• _Brano di lettura_
Il volume di Massimo Borghesi, Il dissidio cattolico. La reazione a Papa Francesco, è il terzo di una trilogia che l’autore ha dedicato al papa nel corso degli ultimi anni. Gli altri due avevano come titolo Jorge Mario Bergoglio. Una biografia intellettuale. Dialettica e mistica (Jaca Book 2017) e Francesco. La chiesa tra ideologia teocon ed “ospedale da campo” (Jaca Book 2021). Quest’ultimo testo, edito da Jaca Book nel 2022, costituisce una raccolta di articoli e saggi che Borghesi ha dedicato al pontificato, dal 2013 al 2021, anni infuocati per il vescovo di Roma soggetto alle critiche più dure da parte di ampi settori del cattolicesimo mondiale rimasti spiazzati dalle improvvise dimissioni di papa di Benedetto XVI.

• _Consegna_
Rispondi a queste domande sul brano:
1. Da quale editore e in che anno è stato pubblicato Jorge Mario Bergoglio. Una biografia intellettuale. Dialettica e mistica?
2. In quali anni Borghesi ha scritto gli articoli e i saggi sul pontificato?
3. Quale evento ha spiazzato ampi settori del cattolicesimo mondiale?

• _Dati forniti_
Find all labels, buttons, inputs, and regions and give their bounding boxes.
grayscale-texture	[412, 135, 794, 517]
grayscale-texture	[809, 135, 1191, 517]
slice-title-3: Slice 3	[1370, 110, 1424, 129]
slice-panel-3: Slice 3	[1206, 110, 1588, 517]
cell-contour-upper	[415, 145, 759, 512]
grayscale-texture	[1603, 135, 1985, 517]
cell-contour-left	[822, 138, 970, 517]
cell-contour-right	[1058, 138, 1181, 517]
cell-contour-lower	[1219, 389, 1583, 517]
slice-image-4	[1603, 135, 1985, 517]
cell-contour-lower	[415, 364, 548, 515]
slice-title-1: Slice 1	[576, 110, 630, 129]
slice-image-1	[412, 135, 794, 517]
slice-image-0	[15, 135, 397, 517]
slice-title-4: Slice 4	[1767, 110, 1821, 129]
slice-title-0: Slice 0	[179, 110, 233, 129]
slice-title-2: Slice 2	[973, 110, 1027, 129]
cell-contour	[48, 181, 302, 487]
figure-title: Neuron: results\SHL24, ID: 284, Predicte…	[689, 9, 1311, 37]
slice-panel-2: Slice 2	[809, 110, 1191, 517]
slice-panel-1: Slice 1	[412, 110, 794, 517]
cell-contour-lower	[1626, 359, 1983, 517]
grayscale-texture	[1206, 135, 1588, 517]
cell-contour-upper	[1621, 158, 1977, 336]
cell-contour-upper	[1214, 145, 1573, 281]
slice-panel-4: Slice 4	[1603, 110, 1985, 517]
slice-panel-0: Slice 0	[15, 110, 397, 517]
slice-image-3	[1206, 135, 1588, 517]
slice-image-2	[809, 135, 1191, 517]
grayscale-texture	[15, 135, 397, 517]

• _Risposta scritta_
1. Jaca Book, 2017.
2. Dal 2013 al 2021.
3. Le improvvise dimissioni di papa Benedetto XVI.